== Problem ==
Reproduce the listing below in full and without alteration, apart from its pictures.

== Records provided ==
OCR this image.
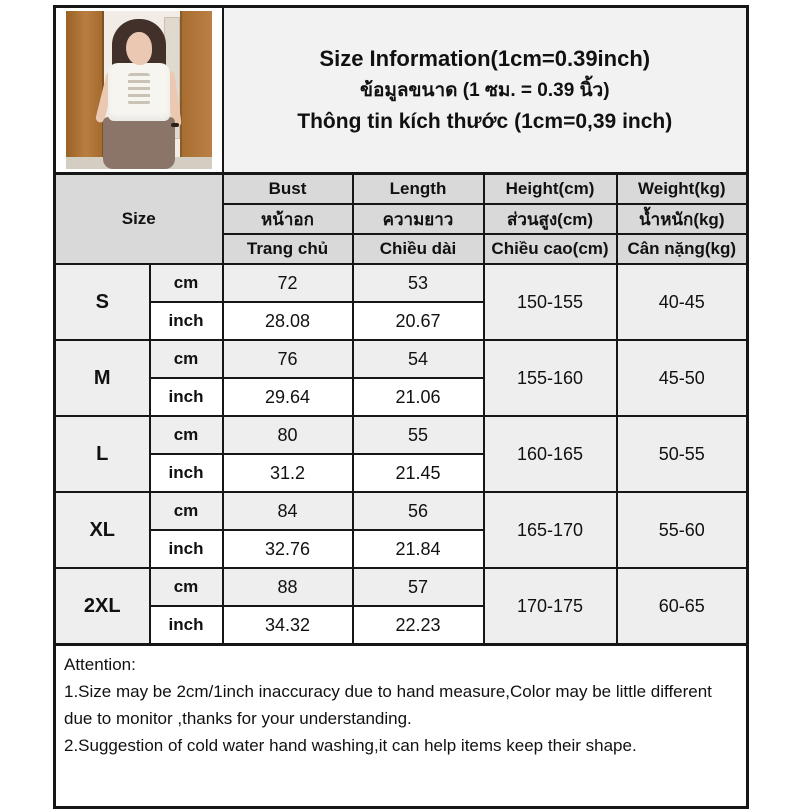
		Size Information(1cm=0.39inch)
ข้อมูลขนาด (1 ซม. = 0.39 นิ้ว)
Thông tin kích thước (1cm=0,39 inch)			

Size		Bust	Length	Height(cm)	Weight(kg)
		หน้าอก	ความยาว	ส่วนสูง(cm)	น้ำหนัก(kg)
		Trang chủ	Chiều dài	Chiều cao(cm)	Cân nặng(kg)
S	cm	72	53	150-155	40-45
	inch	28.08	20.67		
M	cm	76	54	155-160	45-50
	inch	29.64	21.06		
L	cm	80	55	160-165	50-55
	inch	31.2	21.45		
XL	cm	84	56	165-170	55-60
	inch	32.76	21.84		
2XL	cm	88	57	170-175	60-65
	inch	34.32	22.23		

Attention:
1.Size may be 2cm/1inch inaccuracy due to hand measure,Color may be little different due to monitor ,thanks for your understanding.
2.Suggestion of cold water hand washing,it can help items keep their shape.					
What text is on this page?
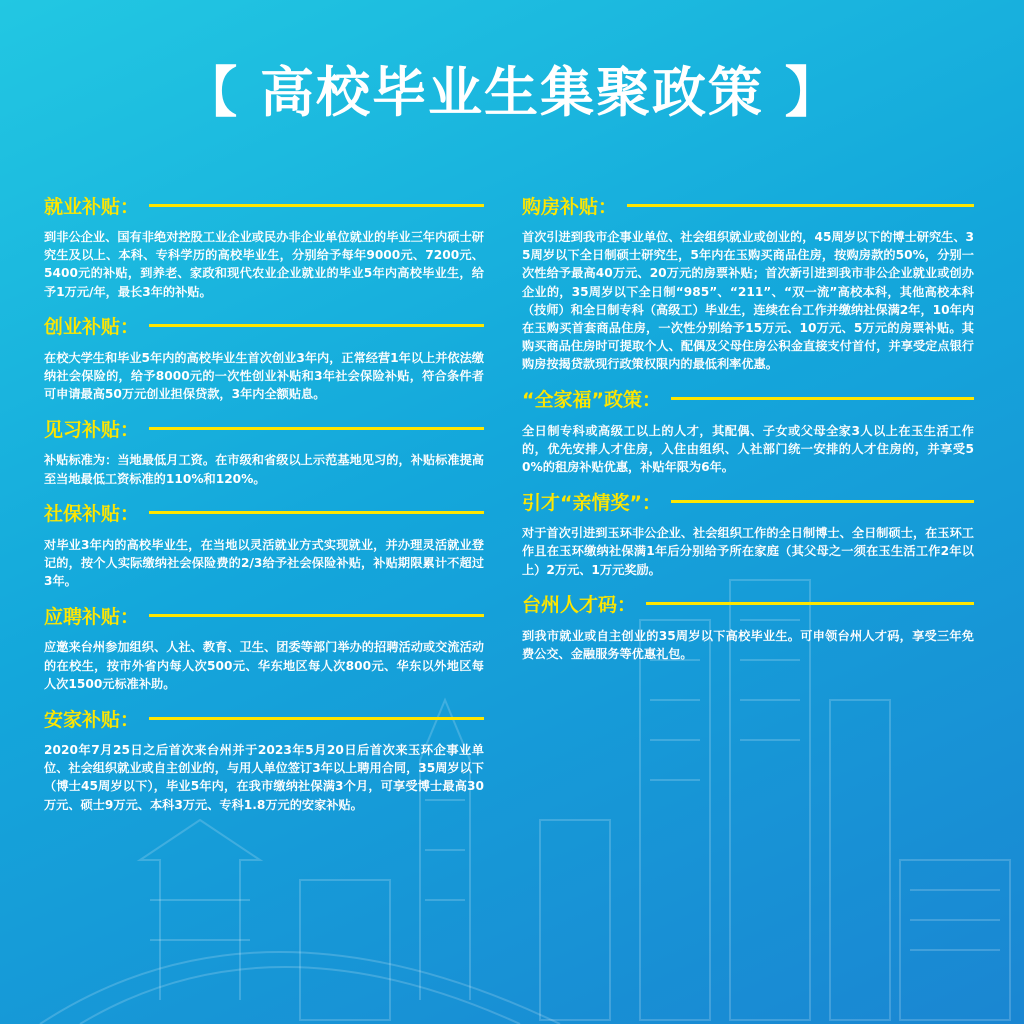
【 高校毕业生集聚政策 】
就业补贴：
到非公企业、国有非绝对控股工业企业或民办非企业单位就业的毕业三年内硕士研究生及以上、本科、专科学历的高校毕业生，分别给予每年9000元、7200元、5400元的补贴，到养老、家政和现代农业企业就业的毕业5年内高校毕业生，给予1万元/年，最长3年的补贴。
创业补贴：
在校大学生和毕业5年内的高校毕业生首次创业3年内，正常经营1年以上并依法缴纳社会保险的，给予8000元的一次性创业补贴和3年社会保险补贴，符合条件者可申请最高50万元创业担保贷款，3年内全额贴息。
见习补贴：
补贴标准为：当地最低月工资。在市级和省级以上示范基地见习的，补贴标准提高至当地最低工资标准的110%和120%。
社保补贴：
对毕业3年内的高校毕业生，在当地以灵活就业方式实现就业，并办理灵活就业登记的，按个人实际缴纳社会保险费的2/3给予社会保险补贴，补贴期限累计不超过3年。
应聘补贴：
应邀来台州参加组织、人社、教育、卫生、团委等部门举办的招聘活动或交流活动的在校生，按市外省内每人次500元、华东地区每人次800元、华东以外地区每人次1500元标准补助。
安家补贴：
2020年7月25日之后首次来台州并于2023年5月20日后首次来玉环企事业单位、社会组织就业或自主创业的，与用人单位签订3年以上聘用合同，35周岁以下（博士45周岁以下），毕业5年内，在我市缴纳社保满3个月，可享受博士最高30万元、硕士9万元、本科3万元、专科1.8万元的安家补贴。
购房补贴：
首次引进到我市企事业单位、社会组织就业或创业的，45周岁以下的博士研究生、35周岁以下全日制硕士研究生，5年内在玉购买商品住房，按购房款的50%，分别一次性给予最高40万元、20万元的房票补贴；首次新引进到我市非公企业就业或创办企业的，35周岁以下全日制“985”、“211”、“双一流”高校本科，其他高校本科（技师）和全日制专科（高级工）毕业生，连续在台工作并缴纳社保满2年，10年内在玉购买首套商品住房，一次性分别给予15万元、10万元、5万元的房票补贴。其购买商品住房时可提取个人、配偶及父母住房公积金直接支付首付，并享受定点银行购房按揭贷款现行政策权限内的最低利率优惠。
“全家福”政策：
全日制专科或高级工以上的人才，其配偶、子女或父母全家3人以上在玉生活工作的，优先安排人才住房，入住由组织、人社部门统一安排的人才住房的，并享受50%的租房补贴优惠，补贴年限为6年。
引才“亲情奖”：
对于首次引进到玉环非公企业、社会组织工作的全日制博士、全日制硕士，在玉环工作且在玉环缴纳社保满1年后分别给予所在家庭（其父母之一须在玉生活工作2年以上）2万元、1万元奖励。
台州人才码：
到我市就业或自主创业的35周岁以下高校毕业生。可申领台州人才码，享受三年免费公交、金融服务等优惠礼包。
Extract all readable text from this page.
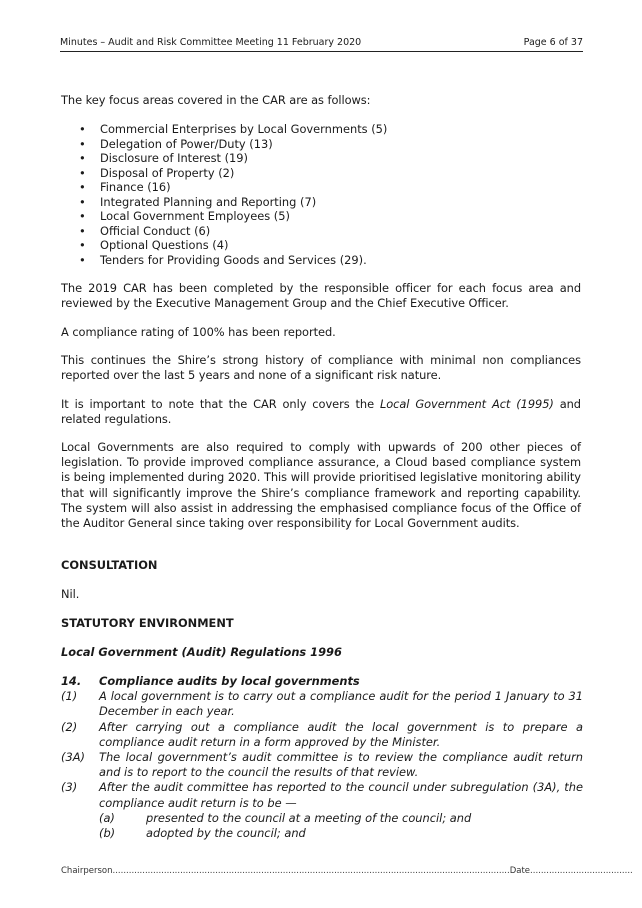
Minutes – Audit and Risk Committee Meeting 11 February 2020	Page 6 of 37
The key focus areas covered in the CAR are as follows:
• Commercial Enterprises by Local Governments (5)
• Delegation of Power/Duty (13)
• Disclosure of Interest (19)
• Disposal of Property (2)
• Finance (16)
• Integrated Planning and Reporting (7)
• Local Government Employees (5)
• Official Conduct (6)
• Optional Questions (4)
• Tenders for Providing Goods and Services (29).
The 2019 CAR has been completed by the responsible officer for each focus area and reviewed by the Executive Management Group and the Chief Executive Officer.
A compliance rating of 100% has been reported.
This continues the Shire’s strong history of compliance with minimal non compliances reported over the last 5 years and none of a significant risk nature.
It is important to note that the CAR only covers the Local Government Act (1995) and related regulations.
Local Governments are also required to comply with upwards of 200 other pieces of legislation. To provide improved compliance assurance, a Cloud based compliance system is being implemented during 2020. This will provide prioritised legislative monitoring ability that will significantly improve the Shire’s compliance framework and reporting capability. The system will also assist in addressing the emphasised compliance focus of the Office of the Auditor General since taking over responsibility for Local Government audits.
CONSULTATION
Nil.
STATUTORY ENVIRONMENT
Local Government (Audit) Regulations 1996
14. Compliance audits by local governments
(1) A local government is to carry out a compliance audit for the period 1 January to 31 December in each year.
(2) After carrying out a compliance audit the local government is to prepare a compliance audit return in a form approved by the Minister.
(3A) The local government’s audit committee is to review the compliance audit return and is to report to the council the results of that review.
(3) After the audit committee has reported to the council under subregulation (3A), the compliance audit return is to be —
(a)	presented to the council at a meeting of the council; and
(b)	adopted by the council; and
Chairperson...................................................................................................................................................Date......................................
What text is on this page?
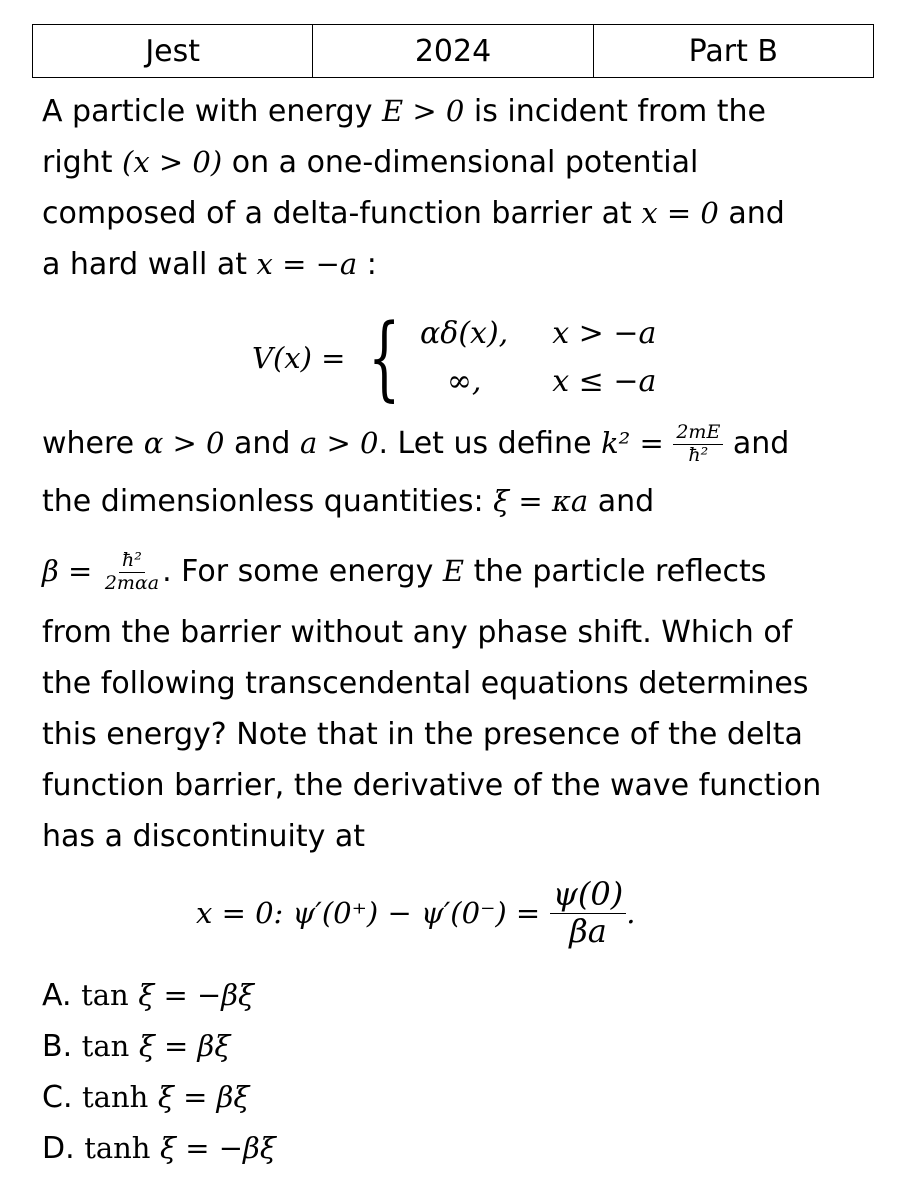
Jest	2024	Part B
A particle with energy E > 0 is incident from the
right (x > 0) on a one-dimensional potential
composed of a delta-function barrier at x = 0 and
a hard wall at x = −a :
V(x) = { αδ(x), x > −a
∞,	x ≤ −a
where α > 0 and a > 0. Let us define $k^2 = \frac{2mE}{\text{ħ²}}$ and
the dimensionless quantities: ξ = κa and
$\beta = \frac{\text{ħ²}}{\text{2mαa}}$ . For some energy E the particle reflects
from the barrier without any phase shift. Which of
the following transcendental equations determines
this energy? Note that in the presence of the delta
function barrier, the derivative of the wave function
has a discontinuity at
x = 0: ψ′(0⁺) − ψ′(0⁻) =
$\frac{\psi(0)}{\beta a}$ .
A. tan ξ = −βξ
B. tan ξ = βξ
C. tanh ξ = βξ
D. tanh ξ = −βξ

== Solved exercise ==
OCR this image.
		Size Information(1cm=0.39inch)
ข้อมูลขนาด (1 ซม. = 0.39 นิ้ว)
Thông tin kích thước (1cm=0,39 inch)			

Size		Bust	Length	Height(cm)	Weight(kg)
		หน้าอก	ความยาว	ส่วนสูง(cm)	น้ำหนัก(kg)
		Trang chủ	Chiều dài	Chiều cao(cm)	Cân nặng(kg)
S	cm	72	53	150-155	40-45
	inch	28.08	20.67		
M	cm	76	54	155-160	45-50
	inch	29.64	21.06		
L	cm	80	55	160-165	50-55
	inch	31.2	21.45		
XL	cm	84	56	165-170	55-60
	inch	32.76	21.84		
2XL	cm	88	57	170-175	60-65
	inch	34.32	22.23		

Attention:
1.Size may be 2cm/1inch inaccuracy due to hand measure,Color may be little different due to monitor ,thanks for your understanding.
2.Suggestion of cold water hand washing,it can help items keep their shape.					
What text is on this page?
【 高校毕业生集聚政策 】
就业补贴：
到非公企业、国有非绝对控股工业企业或民办非企业单位就业的毕业三年内硕士研究生及以上、本科、专科学历的高校毕业生，分别给予每年9000元、7200元、5400元的补贴，到养老、家政和现代农业企业就业的毕业5年内高校毕业生，给予1万元/年，最长3年的补贴。
创业补贴：
在校大学生和毕业5年内的高校毕业生首次创业3年内，正常经营1年以上并依法缴纳社会保险的，给予8000元的一次性创业补贴和3年社会保险补贴，符合条件者可申请最高50万元创业担保贷款，3年内全额贴息。
见习补贴：
补贴标准为：当地最低月工资。在市级和省级以上示范基地见习的，补贴标准提高至当地最低工资标准的110%和120%。
社保补贴：
对毕业3年内的高校毕业生，在当地以灵活就业方式实现就业，并办理灵活就业登记的，按个人实际缴纳社会保险费的2/3给予社会保险补贴，补贴期限累计不超过3年。
应聘补贴：
应邀来台州参加组织、人社、教育、卫生、团委等部门举办的招聘活动或交流活动的在校生，按市外省内每人次500元、华东地区每人次800元、华东以外地区每人次1500元标准补助。
安家补贴：
2020年7月25日之后首次来台州并于2023年5月20日后首次来玉环企事业单位、社会组织就业或自主创业的，与用人单位签订3年以上聘用合同，35周岁以下（博士45周岁以下），毕业5年内，在我市缴纳社保满3个月，可享受博士最高30万元、硕士9万元、本科3万元、专科1.8万元的安家补贴。
购房补贴：
首次引进到我市企事业单位、社会组织就业或创业的，45周岁以下的博士研究生、35周岁以下全日制硕士研究生，5年内在玉购买商品住房，按购房款的50%，分别一次性给予最高40万元、20万元的房票补贴；首次新引进到我市非公企业就业或创办企业的，35周岁以下全日制“985”、“211”、“双一流”高校本科，其他高校本科（技师）和全日制专科（高级工）毕业生，连续在台工作并缴纳社保满2年，10年内在玉购买首套商品住房，一次性分别给予15万元、10万元、5万元的房票补贴。其购买商品住房时可提取个人、配偶及父母住房公积金直接支付首付，并享受定点银行购房按揭贷款现行政策权限内的最低利率优惠。
“全家福”政策：
全日制专科或高级工以上的人才，其配偶、子女或父母全家3人以上在玉生活工作的，优先安排人才住房，入住由组织、人社部门统一安排的人才住房的，并享受50%的租房补贴优惠，补贴年限为6年。
引才“亲情奖”：
对于首次引进到玉环非公企业、社会组织工作的全日制博士、全日制硕士，在玉环工作且在玉环缴纳社保满1年后分别给予所在家庭（其父母之一须在玉生活工作2年以上）2万元、1万元奖励。
台州人才码：
到我市就业或自主创业的35周岁以下高校毕业生。可申领台州人才码，享受三年免费公交、金融服务等优惠礼包。
Extract all readable text from this page.
Minutes – Audit and Risk Committee Meeting 11 February 2020	Page 6 of 37
The key focus areas covered in the CAR are as follows:
• Commercial Enterprises by Local Governments (5)
• Delegation of Power/Duty (13)
• Disclosure of Interest (19)
• Disposal of Property (2)
• Finance (16)
• Integrated Planning and Reporting (7)
• Local Government Employees (5)
• Official Conduct (6)
• Optional Questions (4)
• Tenders for Providing Goods and Services (29).
The 2019 CAR has been completed by the responsible officer for each focus area and reviewed by the Executive Management Group and the Chief Executive Officer.
A compliance rating of 100% has been reported.
This continues the Shire’s strong history of compliance with minimal non compliances reported over the last 5 years and none of a significant risk nature.
It is important to note that the CAR only covers the Local Government Act (1995) and related regulations.
Local Governments are also required to comply with upwards of 200 other pieces of legislation. To provide improved compliance assurance, a Cloud based compliance system is being implemented during 2020. This will provide prioritised legislative monitoring ability that will significantly improve the Shire’s compliance framework and reporting capability. The system will also assist in addressing the emphasised compliance focus of the Office of the Auditor General since taking over responsibility for Local Government audits.
CONSULTATION
Nil.
STATUTORY ENVIRONMENT
Local Government (Audit) Regulations 1996
14. Compliance audits by local governments
(1) A local government is to carry out a compliance audit for the period 1 January to 31 December in each year.
(2) After carrying out a compliance audit the local government is to prepare a compliance audit return in a form approved by the Minister.
(3A) The local government’s audit committee is to review the compliance audit return and is to report to the council the results of that review.
(3) After the audit committee has reported to the council under subregulation (3A), the compliance audit return is to be —
(a)	presented to the council at a meeting of the council; and
(b)	adopted by the council; and
Chairperson...................................................................................................................................................Date......................................
What text is on this page?
Jest	2024	Part B
A particle with energy E > 0 is incident from the
right (x > 0) on a one-dimensional potential
composed of a delta-function barrier at x = 0 and
a hard wall at x = −a :
V(x) = { αδ(x), x > −a
∞,	x ≤ −a
where α > 0 and a > 0. Let us define $k^2 = \frac{2mE}{\text{ħ²}}$ and
the dimensionless quantities: ξ = κa and
$\beta = \frac{\text{ħ²}}{\text{2mαa}}$ . For some energy E the particle reflects
from the barrier without any phase shift. Which of
the following transcendental equations determines
this energy? Note that in the presence of the delta
function barrier, the derivative of the wave function
has a discontinuity at
x = 0: ψ′(0⁺) − ψ′(0⁻) =
$\frac{\psi(0)}{\beta a}$ .
A. tan ξ = −βξ
B. tan ξ = βξ
C. tanh ξ = βξ
D. tanh ξ = −βξ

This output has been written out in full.